▸ Do this: Using the data below, gather each line that includes the word "Give".

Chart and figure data
▼▼▼

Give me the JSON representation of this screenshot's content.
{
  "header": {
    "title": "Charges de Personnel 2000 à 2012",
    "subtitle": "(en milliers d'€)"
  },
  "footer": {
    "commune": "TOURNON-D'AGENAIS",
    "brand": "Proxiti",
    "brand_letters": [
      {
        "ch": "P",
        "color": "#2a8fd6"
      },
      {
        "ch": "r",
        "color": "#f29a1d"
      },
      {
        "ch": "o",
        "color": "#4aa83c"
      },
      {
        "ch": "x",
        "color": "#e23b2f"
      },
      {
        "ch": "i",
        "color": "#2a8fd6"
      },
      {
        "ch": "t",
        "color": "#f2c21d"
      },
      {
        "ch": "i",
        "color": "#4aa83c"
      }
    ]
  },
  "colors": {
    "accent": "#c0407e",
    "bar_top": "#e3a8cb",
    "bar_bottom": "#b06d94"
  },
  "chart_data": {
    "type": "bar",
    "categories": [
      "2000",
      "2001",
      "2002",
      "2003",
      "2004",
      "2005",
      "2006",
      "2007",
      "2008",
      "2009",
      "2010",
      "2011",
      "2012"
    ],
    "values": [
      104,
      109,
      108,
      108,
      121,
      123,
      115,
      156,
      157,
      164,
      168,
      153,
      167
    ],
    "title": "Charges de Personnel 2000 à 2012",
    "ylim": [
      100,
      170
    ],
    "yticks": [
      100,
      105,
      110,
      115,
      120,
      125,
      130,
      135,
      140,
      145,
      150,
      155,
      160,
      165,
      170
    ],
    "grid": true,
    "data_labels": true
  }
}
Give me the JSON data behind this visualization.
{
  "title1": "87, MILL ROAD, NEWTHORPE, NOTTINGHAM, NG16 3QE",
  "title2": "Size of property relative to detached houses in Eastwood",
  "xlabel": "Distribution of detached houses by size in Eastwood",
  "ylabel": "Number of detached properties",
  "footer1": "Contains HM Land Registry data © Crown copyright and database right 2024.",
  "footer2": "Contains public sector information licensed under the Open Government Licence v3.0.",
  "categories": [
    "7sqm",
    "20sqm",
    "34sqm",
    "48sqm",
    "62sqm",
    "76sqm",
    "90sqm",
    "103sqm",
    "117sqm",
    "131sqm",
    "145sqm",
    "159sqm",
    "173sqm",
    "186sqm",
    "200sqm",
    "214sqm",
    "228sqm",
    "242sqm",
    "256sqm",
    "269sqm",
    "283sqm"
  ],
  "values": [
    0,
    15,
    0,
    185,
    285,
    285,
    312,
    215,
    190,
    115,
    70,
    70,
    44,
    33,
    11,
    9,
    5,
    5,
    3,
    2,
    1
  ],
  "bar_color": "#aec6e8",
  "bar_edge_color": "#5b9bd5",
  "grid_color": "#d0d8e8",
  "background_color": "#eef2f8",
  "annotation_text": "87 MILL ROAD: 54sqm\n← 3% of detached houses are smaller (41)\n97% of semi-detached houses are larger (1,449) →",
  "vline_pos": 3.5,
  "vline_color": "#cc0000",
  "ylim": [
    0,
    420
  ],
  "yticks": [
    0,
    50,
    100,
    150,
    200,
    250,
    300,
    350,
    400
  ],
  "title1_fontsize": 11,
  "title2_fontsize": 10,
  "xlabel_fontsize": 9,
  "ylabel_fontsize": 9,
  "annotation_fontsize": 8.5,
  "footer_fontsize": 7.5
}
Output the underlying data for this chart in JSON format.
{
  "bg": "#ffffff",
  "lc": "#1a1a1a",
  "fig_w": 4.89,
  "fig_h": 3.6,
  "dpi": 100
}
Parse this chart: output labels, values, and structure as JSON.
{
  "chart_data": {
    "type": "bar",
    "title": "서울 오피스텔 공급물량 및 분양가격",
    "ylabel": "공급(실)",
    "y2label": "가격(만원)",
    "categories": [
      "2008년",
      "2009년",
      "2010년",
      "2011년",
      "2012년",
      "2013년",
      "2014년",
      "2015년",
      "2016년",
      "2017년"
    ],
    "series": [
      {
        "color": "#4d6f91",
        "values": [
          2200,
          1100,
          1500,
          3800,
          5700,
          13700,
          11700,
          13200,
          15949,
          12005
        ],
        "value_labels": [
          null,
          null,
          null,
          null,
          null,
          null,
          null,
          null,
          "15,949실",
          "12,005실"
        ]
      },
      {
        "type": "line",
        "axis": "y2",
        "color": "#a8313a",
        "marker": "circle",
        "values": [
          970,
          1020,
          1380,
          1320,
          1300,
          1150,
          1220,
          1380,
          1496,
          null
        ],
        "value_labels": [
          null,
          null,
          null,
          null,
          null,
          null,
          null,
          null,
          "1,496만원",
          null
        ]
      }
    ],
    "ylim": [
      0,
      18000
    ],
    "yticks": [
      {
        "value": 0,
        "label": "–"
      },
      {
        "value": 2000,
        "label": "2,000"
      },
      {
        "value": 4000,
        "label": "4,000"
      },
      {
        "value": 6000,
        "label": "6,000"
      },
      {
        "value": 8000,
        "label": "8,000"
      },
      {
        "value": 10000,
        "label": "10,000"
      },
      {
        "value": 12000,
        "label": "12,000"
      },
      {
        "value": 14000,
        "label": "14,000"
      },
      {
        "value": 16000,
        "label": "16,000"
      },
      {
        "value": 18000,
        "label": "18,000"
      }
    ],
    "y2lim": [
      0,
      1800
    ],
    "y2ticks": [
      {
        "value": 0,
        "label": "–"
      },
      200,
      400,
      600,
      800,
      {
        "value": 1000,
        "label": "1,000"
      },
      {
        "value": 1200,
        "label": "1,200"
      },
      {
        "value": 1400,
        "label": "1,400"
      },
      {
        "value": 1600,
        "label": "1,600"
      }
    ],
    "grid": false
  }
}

▲▲▲
▼▼▼

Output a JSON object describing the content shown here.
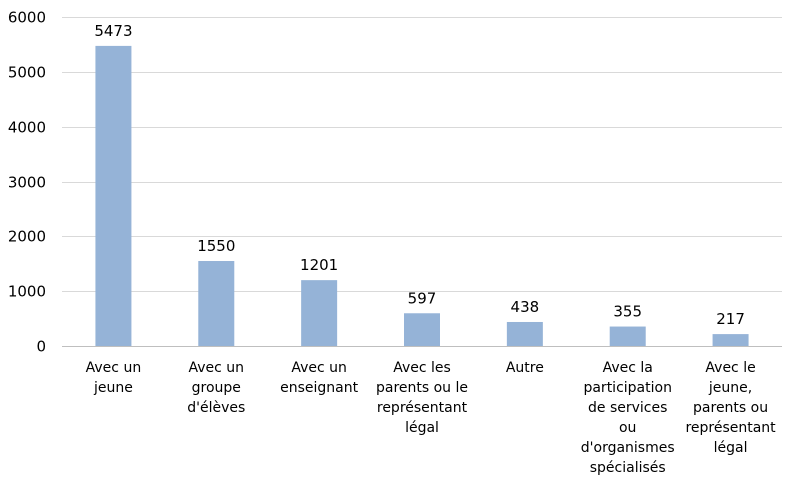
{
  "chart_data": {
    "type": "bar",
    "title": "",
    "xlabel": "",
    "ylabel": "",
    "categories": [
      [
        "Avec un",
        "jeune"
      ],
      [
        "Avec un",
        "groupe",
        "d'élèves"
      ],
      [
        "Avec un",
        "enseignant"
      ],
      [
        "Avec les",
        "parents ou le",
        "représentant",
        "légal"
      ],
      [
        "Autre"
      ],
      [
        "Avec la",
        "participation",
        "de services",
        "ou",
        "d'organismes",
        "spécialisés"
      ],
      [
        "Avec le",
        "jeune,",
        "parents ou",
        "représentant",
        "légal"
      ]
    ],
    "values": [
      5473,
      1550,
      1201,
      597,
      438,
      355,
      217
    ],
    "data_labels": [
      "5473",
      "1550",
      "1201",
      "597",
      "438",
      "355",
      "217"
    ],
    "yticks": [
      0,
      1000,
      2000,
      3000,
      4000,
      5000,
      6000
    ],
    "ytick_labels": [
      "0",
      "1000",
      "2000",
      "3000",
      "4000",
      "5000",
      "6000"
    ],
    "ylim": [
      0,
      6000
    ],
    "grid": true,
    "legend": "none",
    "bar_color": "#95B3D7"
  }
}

▲▲▲

▸ Complete response:
Give me the JSON representation of this screenshot's content.
Give me the JSON data behind this visualization.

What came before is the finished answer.